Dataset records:
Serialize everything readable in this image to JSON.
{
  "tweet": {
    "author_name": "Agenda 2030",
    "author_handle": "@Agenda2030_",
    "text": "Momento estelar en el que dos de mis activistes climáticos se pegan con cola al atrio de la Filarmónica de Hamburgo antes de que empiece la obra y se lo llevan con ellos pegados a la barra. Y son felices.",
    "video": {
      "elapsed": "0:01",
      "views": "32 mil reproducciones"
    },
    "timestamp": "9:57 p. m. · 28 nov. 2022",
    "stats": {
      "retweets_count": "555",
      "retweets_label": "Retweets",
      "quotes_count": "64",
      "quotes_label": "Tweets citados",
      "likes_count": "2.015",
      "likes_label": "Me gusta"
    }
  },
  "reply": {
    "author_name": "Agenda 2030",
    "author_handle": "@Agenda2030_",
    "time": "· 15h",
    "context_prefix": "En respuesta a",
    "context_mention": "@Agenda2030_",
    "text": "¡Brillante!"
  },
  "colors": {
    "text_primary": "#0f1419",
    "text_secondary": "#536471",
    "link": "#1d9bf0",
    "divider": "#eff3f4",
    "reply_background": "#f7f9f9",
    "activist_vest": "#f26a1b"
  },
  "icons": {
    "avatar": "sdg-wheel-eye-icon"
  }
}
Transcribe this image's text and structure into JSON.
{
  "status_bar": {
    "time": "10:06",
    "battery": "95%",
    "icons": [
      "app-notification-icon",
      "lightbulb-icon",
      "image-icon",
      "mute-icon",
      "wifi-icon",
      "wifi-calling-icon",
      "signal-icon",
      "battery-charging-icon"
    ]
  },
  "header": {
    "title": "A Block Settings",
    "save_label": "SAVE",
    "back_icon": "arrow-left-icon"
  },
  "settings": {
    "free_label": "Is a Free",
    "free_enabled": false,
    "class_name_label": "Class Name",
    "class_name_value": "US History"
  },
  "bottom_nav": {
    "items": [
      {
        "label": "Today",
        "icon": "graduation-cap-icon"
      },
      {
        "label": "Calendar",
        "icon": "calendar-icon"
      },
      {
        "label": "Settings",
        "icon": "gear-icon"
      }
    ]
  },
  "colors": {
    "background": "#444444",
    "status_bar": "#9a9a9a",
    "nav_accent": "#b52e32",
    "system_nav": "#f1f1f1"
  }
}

- **Do this**: Scan the material and collect every line that contains "image".

- **Written response**:
Serialize everything readable in this image to JSON.
Transcribe this image's text and structure into JSON.
      "image-icon",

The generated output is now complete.